## Exercise material
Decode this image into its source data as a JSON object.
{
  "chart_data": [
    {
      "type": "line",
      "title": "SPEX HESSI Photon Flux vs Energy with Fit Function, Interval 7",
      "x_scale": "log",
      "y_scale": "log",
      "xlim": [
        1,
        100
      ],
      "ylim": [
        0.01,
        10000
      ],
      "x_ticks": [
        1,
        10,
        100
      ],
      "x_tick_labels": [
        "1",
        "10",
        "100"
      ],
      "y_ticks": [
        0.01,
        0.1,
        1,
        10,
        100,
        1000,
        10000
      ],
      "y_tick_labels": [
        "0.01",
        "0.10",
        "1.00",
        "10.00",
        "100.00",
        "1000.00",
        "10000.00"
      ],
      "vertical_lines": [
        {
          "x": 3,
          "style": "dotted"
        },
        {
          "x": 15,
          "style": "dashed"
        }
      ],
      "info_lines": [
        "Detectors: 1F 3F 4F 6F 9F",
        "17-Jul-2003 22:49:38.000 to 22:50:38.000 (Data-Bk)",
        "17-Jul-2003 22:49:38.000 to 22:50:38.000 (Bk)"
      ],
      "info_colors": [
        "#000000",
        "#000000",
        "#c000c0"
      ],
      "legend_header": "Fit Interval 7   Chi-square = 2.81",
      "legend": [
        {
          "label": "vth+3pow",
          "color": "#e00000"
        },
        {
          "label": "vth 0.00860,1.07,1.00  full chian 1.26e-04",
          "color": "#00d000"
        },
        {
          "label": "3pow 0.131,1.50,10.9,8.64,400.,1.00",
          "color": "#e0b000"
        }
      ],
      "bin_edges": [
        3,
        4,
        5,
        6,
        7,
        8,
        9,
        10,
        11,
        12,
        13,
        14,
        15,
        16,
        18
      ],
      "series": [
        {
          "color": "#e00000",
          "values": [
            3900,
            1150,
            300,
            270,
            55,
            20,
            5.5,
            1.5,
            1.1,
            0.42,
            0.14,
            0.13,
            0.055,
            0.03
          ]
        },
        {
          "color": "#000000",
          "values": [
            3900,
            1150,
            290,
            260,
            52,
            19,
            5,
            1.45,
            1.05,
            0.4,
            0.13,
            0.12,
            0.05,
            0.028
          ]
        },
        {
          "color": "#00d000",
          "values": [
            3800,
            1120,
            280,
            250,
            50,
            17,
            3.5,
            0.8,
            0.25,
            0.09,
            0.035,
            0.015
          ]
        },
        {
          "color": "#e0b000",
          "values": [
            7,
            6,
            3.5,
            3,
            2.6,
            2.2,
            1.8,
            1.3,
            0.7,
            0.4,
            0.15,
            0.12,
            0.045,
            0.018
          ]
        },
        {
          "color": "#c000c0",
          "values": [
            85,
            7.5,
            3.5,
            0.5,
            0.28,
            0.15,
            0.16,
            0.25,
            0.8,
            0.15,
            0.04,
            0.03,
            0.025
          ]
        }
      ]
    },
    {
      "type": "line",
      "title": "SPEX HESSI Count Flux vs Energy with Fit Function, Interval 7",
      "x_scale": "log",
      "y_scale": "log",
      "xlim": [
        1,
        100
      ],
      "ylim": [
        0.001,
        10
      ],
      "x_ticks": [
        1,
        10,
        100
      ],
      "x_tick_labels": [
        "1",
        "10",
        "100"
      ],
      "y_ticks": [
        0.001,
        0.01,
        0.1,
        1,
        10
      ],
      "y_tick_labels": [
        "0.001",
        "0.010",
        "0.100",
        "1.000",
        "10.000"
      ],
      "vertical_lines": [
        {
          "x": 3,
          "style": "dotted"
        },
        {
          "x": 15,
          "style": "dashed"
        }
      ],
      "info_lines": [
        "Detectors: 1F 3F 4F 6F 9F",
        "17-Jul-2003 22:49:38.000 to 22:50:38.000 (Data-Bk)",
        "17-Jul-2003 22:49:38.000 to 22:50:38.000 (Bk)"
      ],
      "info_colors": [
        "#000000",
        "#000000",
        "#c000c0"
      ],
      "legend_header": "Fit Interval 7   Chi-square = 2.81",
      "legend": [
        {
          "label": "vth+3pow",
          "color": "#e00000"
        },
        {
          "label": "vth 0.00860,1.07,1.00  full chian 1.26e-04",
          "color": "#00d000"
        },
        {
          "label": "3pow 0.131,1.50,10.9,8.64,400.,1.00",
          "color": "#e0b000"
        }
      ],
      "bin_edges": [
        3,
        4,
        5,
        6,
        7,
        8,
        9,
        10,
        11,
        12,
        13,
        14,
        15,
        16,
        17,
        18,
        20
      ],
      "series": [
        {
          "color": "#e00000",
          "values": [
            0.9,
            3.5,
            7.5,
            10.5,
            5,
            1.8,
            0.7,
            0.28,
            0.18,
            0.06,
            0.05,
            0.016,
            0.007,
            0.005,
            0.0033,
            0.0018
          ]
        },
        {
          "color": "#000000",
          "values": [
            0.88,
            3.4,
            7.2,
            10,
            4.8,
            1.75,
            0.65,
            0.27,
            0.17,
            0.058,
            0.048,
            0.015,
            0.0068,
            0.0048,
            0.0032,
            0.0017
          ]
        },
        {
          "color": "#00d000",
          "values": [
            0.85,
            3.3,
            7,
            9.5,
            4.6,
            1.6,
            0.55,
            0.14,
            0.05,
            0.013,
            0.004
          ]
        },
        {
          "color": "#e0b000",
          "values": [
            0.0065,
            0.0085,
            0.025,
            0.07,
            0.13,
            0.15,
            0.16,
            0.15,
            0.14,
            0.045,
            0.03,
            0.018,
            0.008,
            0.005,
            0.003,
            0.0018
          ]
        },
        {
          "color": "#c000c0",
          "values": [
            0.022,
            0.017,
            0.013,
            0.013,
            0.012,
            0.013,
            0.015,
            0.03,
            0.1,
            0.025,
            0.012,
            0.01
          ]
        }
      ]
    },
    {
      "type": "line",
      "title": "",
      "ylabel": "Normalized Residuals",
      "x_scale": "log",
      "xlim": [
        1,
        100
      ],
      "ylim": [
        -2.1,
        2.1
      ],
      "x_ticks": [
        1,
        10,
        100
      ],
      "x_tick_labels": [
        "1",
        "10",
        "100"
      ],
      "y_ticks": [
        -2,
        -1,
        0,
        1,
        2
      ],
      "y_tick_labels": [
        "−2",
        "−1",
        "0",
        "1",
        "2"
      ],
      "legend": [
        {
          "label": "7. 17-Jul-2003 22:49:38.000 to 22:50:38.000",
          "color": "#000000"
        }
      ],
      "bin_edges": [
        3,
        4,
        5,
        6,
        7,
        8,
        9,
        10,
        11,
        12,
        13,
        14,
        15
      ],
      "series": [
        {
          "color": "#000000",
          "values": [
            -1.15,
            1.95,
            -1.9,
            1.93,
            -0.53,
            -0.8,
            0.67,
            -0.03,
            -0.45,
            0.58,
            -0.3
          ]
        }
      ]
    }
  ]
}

## Written request
Write the whole listing out again. Keep every line exactly as it is.

## Task solution
Decode this image into its source data as a JSON object.
{
  "chart_data": [
    {
      "type": "line",
      "title": "SPEX HESSI Photon Flux vs Energy with Fit Function, Interval 7",
      "x_scale": "log",
      "y_scale": "log",
      "xlim": [
        1,
        100
      ],
      "ylim": [
        0.01,
        10000
      ],
      "x_ticks": [
        1,
        10,
        100
      ],
      "x_tick_labels": [
        "1",
        "10",
        "100"
      ],
      "y_ticks": [
        0.01,
        0.1,
        1,
        10,
        100,
        1000,
        10000
      ],
      "y_tick_labels": [
        "0.01",
        "0.10",
        "1.00",
        "10.00",
        "100.00",
        "1000.00",
        "10000.00"
      ],
      "vertical_lines": [
        {
          "x": 3,
          "style": "dotted"
        },
        {
          "x": 15,
          "style": "dashed"
        }
      ],
      "info_lines": [
        "Detectors: 1F 3F 4F 6F 9F",
        "17-Jul-2003 22:49:38.000 to 22:50:38.000 (Data-Bk)",
        "17-Jul-2003 22:49:38.000 to 22:50:38.000 (Bk)"
      ],
      "info_colors": [
        "#000000",
        "#000000",
        "#c000c0"
      ],
      "legend_header": "Fit Interval 7   Chi-square = 2.81",
      "legend": [
        {
          "label": "vth+3pow",
          "color": "#e00000"
        },
        {
          "label": "vth 0.00860,1.07,1.00  full chian 1.26e-04",
          "color": "#00d000"
        },
        {
          "label": "3pow 0.131,1.50,10.9,8.64,400.,1.00",
          "color": "#e0b000"
        }
      ],
      "bin_edges": [
        3,
        4,
        5,
        6,
        7,
        8,
        9,
        10,
        11,
        12,
        13,
        14,
        15,
        16,
        18
      ],
      "series": [
        {
          "color": "#e00000",
          "values": [
            3900,
            1150,
            300,
            270,
            55,
            20,
            5.5,
            1.5,
            1.1,
            0.42,
            0.14,
            0.13,
            0.055,
            0.03
          ]
        },
        {
          "color": "#000000",
          "values": [
            3900,
            1150,
            290,
            260,
            52,
            19,
            5,
            1.45,
            1.05,
            0.4,
            0.13,
            0.12,
            0.05,
            0.028
          ]
        },
        {
          "color": "#00d000",
          "values": [
            3800,
            1120,
            280,
            250,
            50,
            17,
            3.5,
            0.8,
            0.25,
            0.09,
            0.035,
            0.015
          ]
        },
        {
          "color": "#e0b000",
          "values": [
            7,
            6,
            3.5,
            3,
            2.6,
            2.2,
            1.8,
            1.3,
            0.7,
            0.4,
            0.15,
            0.12,
            0.045,
            0.018
          ]
        },
        {
          "color": "#c000c0",
          "values": [
            85,
            7.5,
            3.5,
            0.5,
            0.28,
            0.15,
            0.16,
            0.25,
            0.8,
            0.15,
            0.04,
            0.03,
            0.025
          ]
        }
      ]
    },
    {
      "type": "line",
      "title": "SPEX HESSI Count Flux vs Energy with Fit Function, Interval 7",
      "x_scale": "log",
      "y_scale": "log",
      "xlim": [
        1,
        100
      ],
      "ylim": [
        0.001,
        10
      ],
      "x_ticks": [
        1,
        10,
        100
      ],
      "x_tick_labels": [
        "1",
        "10",
        "100"
      ],
      "y_ticks": [
        0.001,
        0.01,
        0.1,
        1,
        10
      ],
      "y_tick_labels": [
        "0.001",
        "0.010",
        "0.100",
        "1.000",
        "10.000"
      ],
      "vertical_lines": [
        {
          "x": 3,
          "style": "dotted"
        },
        {
          "x": 15,
          "style": "dashed"
        }
      ],
      "info_lines": [
        "Detectors: 1F 3F 4F 6F 9F",
        "17-Jul-2003 22:49:38.000 to 22:50:38.000 (Data-Bk)",
        "17-Jul-2003 22:49:38.000 to 22:50:38.000 (Bk)"
      ],
      "info_colors": [
        "#000000",
        "#000000",
        "#c000c0"
      ],
      "legend_header": "Fit Interval 7   Chi-square = 2.81",
      "legend": [
        {
          "label": "vth+3pow",
          "color": "#e00000"
        },
        {
          "label": "vth 0.00860,1.07,1.00  full chian 1.26e-04",
          "color": "#00d000"
        },
        {
          "label": "3pow 0.131,1.50,10.9,8.64,400.,1.00",
          "color": "#e0b000"
        }
      ],
      "bin_edges": [
        3,
        4,
        5,
        6,
        7,
        8,
        9,
        10,
        11,
        12,
        13,
        14,
        15,
        16,
        17,
        18,
        20
      ],
      "series": [
        {
          "color": "#e00000",
          "values": [
            0.9,
            3.5,
            7.5,
            10.5,
            5,
            1.8,
            0.7,
            0.28,
            0.18,
            0.06,
            0.05,
            0.016,
            0.007,
            0.005,
            0.0033,
            0.0018
          ]
        },
        {
          "color": "#000000",
          "values": [
            0.88,
            3.4,
            7.2,
            10,
            4.8,
            1.75,
            0.65,
            0.27,
            0.17,
            0.058,
            0.048,
            0.015,
            0.0068,
            0.0048,
            0.0032,
            0.0017
          ]
        },
        {
          "color": "#00d000",
          "values": [
            0.85,
            3.3,
            7,
            9.5,
            4.6,
            1.6,
            0.55,
            0.14,
            0.05,
            0.013,
            0.004
          ]
        },
        {
          "color": "#e0b000",
          "values": [
            0.0065,
            0.0085,
            0.025,
            0.07,
            0.13,
            0.15,
            0.16,
            0.15,
            0.14,
            0.045,
            0.03,
            0.018,
            0.008,
            0.005,
            0.003,
            0.0018
          ]
        },
        {
          "color": "#c000c0",
          "values": [
            0.022,
            0.017,
            0.013,
            0.013,
            0.012,
            0.013,
            0.015,
            0.03,
            0.1,
            0.025,
            0.012,
            0.01
          ]
        }
      ]
    },
    {
      "type": "line",
      "title": "",
      "ylabel": "Normalized Residuals",
      "x_scale": "log",
      "xlim": [
        1,
        100
      ],
      "ylim": [
        -2.1,
        2.1
      ],
      "x_ticks": [
        1,
        10,
        100
      ],
      "x_tick_labels": [
        "1",
        "10",
        "100"
      ],
      "y_ticks": [
        -2,
        -1,
        0,
        1,
        2
      ],
      "y_tick_labels": [
        "−2",
        "−1",
        "0",
        "1",
        "2"
      ],
      "legend": [
        {
          "label": "7. 17-Jul-2003 22:49:38.000 to 22:50:38.000",
          "color": "#000000"
        }
      ],
      "bin_edges": [
        3,
        4,
        5,
        6,
        7,
        8,
        9,
        10,
        11,
        12,
        13,
        14,
        15
      ],
      "series": [
        {
          "color": "#000000",
          "values": [
            -1.15,
            1.95,
            -1.9,
            1.93,
            -0.53,
            -0.8,
            0.67,
            -0.03,
            -0.45,
            0.58,
            -0.3
          ]
        }
      ]
    }
  ]
}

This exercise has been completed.